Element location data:
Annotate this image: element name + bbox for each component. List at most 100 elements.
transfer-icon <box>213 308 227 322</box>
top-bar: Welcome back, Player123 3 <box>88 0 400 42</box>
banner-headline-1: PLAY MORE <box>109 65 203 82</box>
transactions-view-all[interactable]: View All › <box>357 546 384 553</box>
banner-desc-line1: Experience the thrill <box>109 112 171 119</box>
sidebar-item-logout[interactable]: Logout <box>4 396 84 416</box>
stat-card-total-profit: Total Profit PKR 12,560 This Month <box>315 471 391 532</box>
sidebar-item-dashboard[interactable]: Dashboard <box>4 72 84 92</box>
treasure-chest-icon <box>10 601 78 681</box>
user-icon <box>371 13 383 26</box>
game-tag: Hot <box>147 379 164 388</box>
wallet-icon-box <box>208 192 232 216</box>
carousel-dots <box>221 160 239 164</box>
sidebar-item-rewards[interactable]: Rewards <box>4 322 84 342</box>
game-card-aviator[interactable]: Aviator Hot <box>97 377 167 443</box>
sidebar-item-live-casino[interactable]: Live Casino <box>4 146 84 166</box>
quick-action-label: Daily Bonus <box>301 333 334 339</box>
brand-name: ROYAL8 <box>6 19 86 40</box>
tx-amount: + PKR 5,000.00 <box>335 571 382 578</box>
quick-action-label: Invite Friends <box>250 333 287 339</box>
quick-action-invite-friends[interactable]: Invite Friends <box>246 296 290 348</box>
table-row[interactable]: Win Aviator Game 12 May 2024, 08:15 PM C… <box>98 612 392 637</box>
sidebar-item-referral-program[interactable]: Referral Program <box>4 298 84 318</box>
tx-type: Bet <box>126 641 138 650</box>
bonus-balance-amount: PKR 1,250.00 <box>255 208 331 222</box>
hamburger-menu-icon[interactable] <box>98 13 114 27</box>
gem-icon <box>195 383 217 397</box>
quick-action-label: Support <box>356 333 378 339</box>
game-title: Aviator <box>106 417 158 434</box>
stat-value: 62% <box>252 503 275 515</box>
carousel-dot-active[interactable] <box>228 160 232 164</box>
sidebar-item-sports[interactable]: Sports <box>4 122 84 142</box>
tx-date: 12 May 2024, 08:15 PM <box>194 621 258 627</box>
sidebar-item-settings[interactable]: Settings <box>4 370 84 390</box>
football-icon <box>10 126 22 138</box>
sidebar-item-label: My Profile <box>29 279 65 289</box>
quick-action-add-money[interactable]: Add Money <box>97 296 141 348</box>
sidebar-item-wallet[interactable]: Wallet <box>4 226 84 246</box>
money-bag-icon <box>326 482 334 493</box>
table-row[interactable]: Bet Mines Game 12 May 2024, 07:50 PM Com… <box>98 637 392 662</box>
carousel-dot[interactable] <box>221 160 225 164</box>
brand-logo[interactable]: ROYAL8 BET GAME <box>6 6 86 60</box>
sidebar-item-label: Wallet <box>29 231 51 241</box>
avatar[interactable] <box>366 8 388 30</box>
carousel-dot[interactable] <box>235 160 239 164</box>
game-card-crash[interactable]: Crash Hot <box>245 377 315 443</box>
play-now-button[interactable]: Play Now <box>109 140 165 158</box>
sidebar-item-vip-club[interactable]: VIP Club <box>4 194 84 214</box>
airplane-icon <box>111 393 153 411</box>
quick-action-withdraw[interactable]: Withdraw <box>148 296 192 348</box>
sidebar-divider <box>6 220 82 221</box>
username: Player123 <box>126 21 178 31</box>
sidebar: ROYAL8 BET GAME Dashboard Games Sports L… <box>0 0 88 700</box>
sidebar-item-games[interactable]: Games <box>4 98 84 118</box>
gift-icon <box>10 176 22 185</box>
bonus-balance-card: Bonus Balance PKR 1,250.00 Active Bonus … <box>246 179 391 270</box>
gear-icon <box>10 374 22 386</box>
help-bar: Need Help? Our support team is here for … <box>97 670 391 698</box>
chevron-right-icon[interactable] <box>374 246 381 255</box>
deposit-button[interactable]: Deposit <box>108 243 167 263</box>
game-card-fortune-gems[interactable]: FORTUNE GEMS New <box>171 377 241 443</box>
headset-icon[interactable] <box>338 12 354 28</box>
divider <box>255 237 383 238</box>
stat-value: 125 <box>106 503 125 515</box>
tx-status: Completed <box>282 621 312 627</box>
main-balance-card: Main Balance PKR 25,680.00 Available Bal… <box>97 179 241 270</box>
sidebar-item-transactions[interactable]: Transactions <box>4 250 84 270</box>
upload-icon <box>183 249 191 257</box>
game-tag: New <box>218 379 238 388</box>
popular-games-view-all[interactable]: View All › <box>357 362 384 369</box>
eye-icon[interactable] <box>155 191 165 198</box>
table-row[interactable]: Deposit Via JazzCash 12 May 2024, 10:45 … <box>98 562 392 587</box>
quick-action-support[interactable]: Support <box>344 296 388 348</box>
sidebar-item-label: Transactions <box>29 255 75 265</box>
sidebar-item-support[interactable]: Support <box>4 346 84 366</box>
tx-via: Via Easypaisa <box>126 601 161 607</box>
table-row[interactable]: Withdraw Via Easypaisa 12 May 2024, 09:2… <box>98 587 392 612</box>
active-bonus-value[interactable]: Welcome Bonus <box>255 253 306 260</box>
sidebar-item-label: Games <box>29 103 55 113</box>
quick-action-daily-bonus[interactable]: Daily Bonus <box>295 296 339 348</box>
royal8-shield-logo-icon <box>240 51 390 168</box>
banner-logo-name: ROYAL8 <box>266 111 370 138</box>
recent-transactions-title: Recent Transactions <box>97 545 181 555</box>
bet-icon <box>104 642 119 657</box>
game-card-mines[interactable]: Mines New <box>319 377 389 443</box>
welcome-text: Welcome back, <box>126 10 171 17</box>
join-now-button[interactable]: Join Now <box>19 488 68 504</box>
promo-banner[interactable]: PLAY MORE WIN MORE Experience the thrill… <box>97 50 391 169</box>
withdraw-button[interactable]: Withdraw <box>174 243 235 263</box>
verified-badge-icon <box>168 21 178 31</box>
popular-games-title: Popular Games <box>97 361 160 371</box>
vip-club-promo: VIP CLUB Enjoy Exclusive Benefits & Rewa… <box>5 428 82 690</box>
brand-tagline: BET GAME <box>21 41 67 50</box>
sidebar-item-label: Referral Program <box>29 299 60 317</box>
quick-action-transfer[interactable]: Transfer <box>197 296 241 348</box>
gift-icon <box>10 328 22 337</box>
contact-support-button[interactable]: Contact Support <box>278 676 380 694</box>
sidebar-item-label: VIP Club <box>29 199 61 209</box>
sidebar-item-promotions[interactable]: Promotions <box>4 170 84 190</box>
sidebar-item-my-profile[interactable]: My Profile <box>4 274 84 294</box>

**EXERCISE TASK**:
Copy out, unchanged, the lines of the records above from the first one through the line containing "quick-action-label: Invite Friends".

**WRITTEN RESPONSE**:
Annotate this image: element name + bbox for each component. List at most 100 elements.
transfer-icon <box>213 308 227 322</box>
top-bar: Welcome back, Player123 3 <box>88 0 400 42</box>
banner-headline-1: PLAY MORE <box>109 65 203 82</box>
transactions-view-all[interactable]: View All › <box>357 546 384 553</box>
banner-desc-line1: Experience the thrill <box>109 112 171 119</box>
sidebar-item-logout[interactable]: Logout <box>4 396 84 416</box>
stat-card-total-profit: Total Profit PKR 12,560 This Month <box>315 471 391 532</box>
sidebar-item-dashboard[interactable]: Dashboard <box>4 72 84 92</box>
treasure-chest-icon <box>10 601 78 681</box>
user-icon <box>371 13 383 26</box>
game-tag: Hot <box>147 379 164 388</box>
wallet-icon-box <box>208 192 232 216</box>
carousel-dots <box>221 160 239 164</box>
sidebar-item-rewards[interactable]: Rewards <box>4 322 84 342</box>
game-card-aviator[interactable]: Aviator Hot <box>97 377 167 443</box>
sidebar-item-live-casino[interactable]: Live Casino <box>4 146 84 166</box>
quick-action-label: Daily Bonus <box>301 333 334 339</box>
brand-name: ROYAL8 <box>6 19 86 40</box>
tx-amount: + PKR 5,000.00 <box>335 571 382 578</box>
quick-action-label: Invite Friends <box>250 333 287 339</box>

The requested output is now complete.